State only the count of lines in the listing below that hold "والخطيب".

# [Supplied material]
-----

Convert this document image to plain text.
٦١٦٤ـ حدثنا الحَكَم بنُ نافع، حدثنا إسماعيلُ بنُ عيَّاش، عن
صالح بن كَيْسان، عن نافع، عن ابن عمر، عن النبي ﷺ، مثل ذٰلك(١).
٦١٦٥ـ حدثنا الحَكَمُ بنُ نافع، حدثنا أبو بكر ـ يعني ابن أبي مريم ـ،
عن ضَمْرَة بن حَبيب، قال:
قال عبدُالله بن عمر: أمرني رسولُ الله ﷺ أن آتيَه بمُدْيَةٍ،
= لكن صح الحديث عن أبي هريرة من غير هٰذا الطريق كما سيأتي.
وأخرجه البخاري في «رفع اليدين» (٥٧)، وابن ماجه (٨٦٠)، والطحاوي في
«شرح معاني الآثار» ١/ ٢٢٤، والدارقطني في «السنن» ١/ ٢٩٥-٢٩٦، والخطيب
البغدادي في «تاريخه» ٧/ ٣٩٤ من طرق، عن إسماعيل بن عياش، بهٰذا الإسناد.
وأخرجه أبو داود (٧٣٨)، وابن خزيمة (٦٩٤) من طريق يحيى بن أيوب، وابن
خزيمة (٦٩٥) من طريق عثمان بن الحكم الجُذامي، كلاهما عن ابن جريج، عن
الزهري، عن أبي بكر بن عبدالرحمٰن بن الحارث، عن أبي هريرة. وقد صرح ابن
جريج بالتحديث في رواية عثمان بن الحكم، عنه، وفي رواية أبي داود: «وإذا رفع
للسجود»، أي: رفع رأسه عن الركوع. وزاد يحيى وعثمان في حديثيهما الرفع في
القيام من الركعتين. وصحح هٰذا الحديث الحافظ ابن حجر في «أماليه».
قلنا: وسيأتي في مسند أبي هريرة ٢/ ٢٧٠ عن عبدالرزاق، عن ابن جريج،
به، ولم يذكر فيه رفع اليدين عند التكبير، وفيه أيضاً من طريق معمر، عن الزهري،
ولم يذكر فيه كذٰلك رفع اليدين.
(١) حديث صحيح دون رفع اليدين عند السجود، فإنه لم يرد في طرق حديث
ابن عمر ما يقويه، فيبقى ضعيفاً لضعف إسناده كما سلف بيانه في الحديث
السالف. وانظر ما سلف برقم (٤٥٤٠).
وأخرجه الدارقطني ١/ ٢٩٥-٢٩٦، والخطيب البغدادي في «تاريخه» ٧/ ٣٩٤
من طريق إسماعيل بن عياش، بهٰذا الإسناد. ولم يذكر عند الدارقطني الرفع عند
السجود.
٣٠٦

-----

# [Response for this exercise]
2